§ **BRIEF**
Search the material for the string "What", then return every line where it is found.

§ **EXERCISE MATERIALS**
◇ ◇ ◇ ◇ ◇

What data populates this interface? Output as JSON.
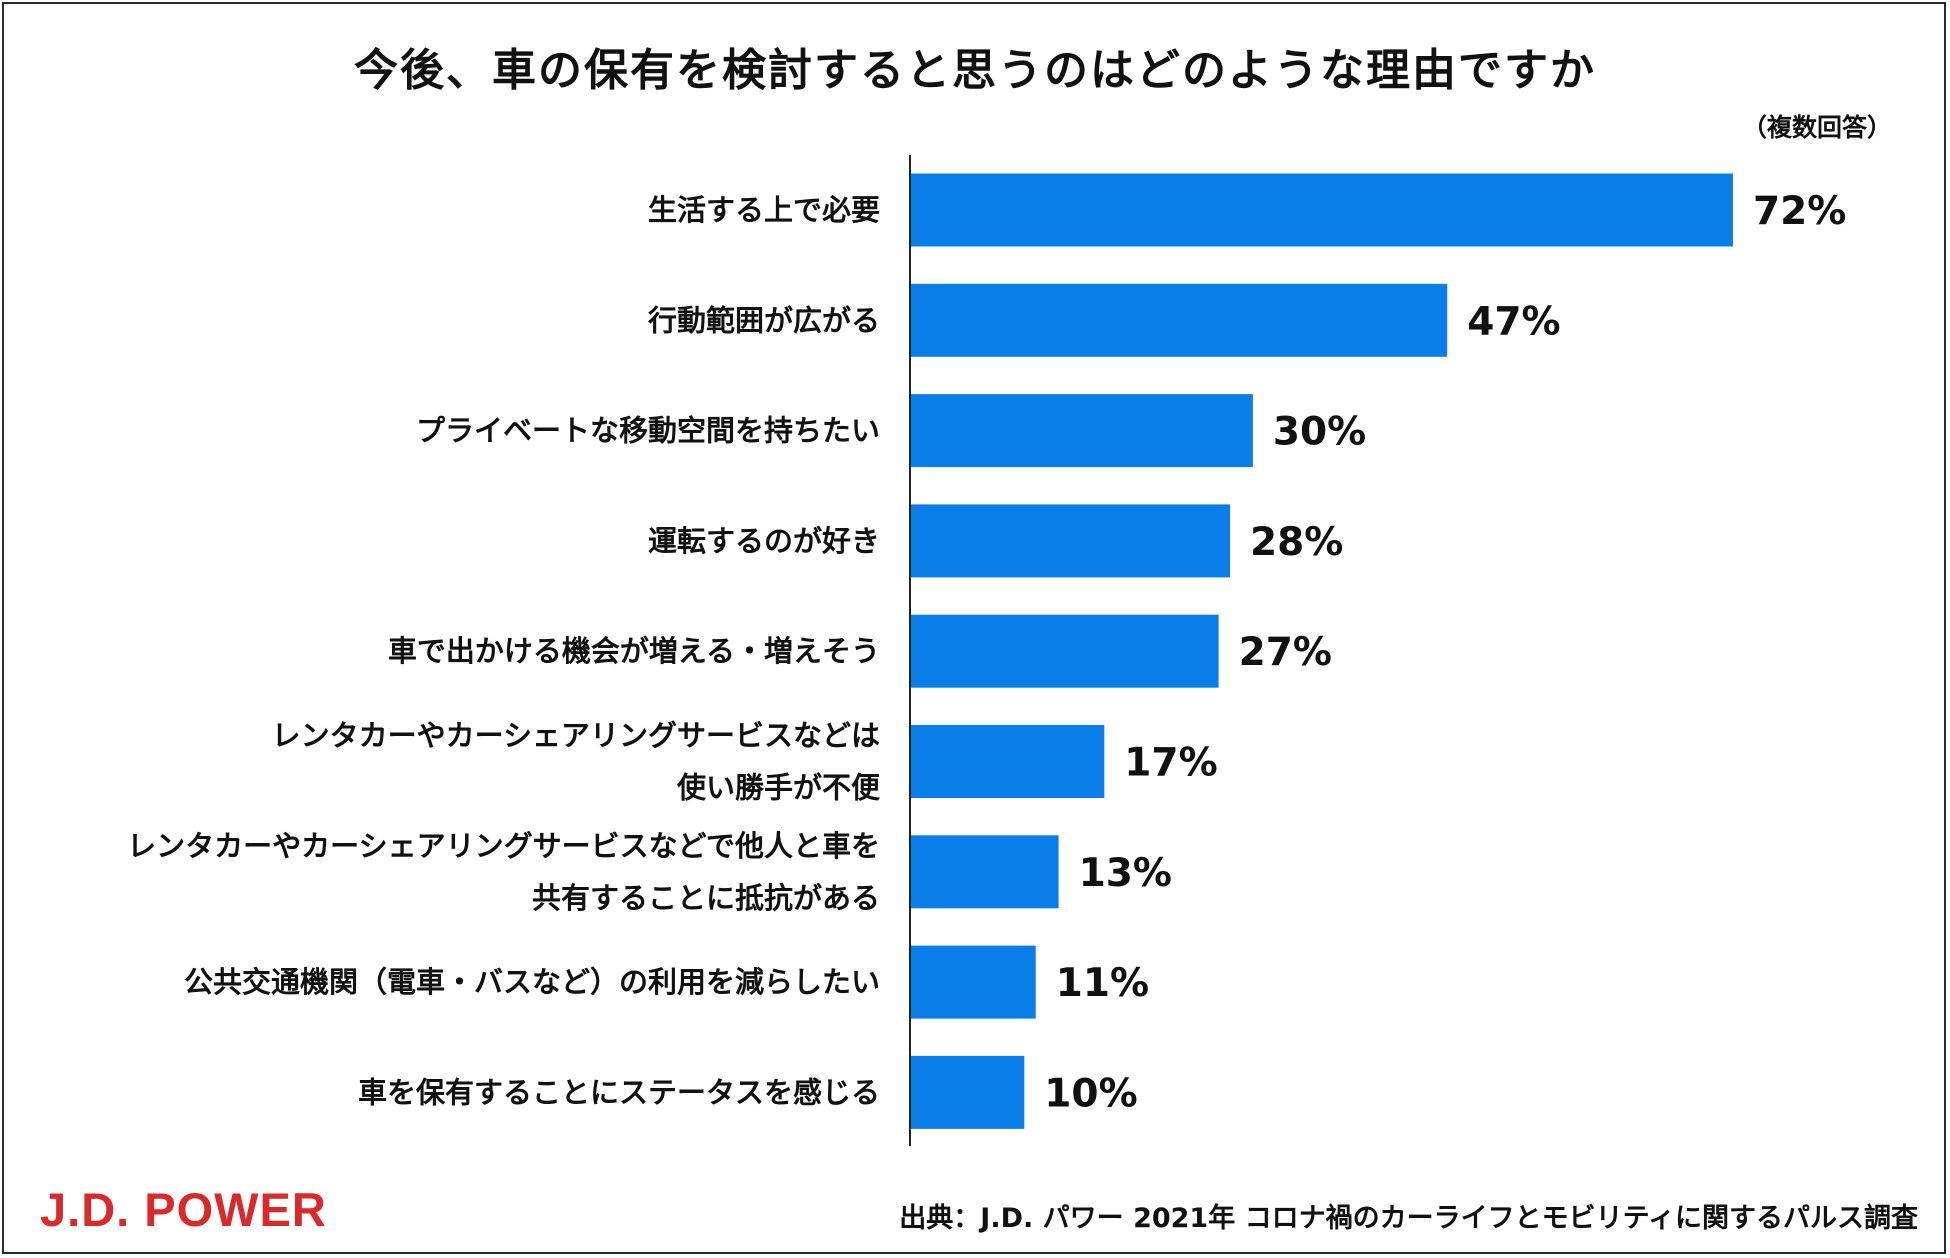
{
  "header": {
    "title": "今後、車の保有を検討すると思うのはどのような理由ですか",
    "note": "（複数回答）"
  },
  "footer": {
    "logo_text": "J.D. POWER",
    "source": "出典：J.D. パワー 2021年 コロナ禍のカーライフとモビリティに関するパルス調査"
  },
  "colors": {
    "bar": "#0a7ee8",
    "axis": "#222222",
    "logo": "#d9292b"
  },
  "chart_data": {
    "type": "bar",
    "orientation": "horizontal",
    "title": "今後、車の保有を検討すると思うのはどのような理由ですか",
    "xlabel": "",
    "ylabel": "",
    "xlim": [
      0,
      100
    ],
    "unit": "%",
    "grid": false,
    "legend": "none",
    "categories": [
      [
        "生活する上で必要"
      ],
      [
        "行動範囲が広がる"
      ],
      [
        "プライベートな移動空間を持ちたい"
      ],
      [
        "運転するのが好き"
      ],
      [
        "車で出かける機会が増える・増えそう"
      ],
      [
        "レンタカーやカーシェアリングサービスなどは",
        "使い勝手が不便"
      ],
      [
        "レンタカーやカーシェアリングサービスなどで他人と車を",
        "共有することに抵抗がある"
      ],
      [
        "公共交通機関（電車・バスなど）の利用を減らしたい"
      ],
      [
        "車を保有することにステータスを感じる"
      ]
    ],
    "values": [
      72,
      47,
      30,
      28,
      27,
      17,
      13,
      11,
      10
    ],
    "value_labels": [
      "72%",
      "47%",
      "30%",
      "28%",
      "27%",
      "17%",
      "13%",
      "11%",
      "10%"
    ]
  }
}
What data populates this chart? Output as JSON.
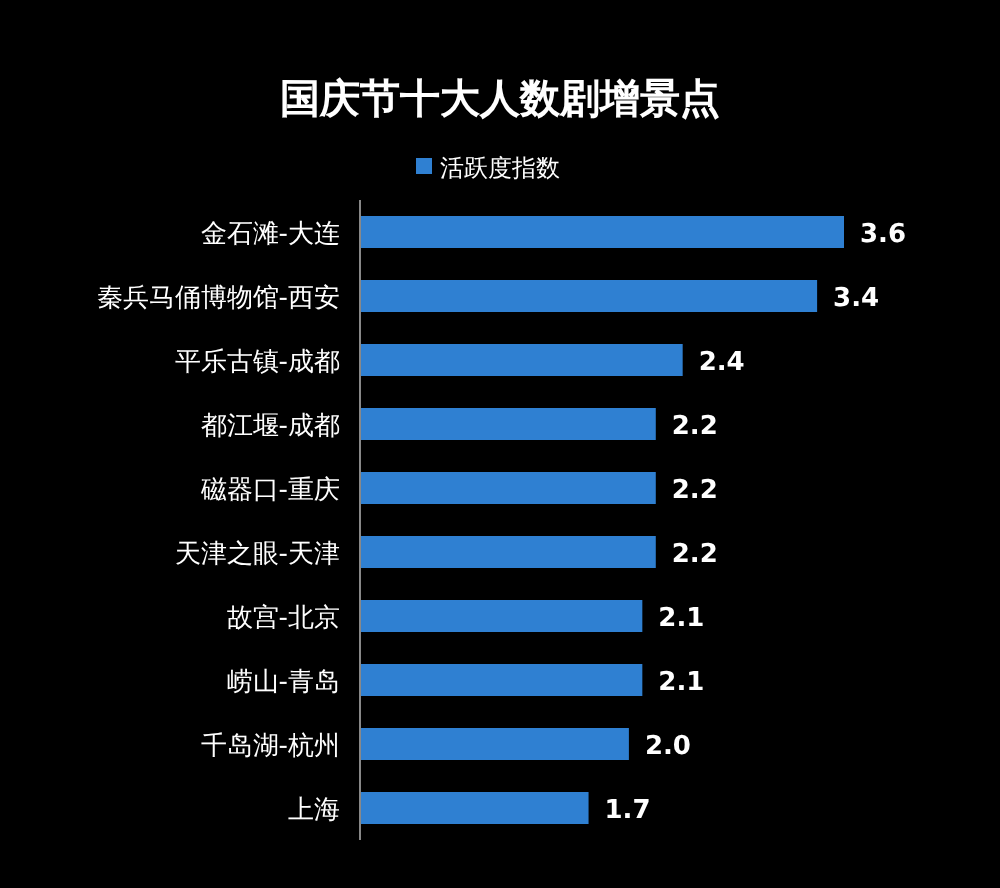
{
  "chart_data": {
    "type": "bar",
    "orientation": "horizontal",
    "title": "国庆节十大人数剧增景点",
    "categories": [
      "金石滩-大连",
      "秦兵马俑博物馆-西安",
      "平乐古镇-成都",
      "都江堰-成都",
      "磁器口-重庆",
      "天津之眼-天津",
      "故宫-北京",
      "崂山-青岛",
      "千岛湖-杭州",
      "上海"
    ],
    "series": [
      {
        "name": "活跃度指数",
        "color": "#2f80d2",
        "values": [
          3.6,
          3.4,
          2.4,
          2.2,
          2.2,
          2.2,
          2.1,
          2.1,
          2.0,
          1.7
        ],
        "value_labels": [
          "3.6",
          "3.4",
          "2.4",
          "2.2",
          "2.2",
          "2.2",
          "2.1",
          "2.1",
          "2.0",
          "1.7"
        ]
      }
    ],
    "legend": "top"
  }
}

◇ ◇ ◇ ◇ ◇

§ **FINISHED TASK**
What data populates this interface? Output as JSON.
What data populates this chart? Output as JSON.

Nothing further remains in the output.